* Records:

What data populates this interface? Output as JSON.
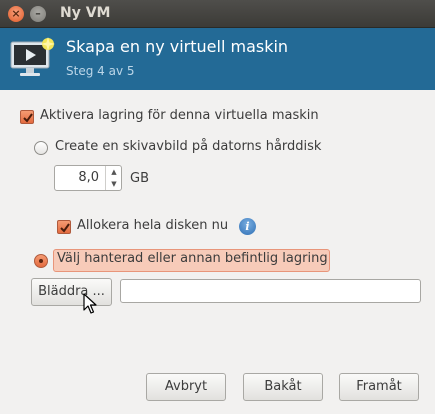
{
  "window": {
    "title": "Ny VM"
  },
  "header": {
    "title": "Skapa en ny virtuell maskin",
    "subtitle": "Steg 4 av 5",
    "icon": "monitor-icon"
  },
  "storage": {
    "enable_label": "Aktivera lagring för denna virtuella maskin",
    "enable_checked": true,
    "create_image_label": "Create en skivavbild på datorns hårddisk",
    "size_value": "8,0",
    "size_unit": "GB",
    "allocate_label": "Allokera hela disken nu",
    "allocate_checked": true,
    "managed_label": "Välj hanterad eller annan befintlig lagring",
    "managed_selected": true,
    "browse_label": "Bläddra ...",
    "path_value": ""
  },
  "footer": {
    "cancel_label": "Avbryt",
    "back_label": "Bakåt",
    "forward_label": "Framåt"
  },
  "colors": {
    "banner": "#236a96",
    "accent": "#e46b3f",
    "titlebar": "#3c3b37"
  }
}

* What is required: Output the records above exactly; leave out the pictures.

* Written answer:
What data populates this interface? Output as JSON.
{
  "window": {
    "title": "Ny VM"
  },
  "header": {
    "title": "Skapa en ny virtuell maskin",
    "subtitle": "Steg 4 av 5",
    "icon": "monitor-icon"
  },
  "storage": {
    "enable_label": "Aktivera lagring för denna virtuella maskin",
    "enable_checked": true,
    "create_image_label": "Create en skivavbild på datorns hårddisk",
    "size_value": "8,0",
    "size_unit": "GB",
    "allocate_label": "Allokera hela disken nu",
    "allocate_checked": true,
    "managed_label": "Välj hanterad eller annan befintlig lagring",
    "managed_selected": true,
    "browse_label": "Bläddra ...",
    "path_value": ""
  },
  "footer": {
    "cancel_label": "Avbryt",
    "back_label": "Bakåt",
    "forward_label": "Framåt"
  },
  "colors": {
    "banner": "#236a96",
    "accent": "#e46b3f",
    "titlebar": "#3c3b37"
  }
}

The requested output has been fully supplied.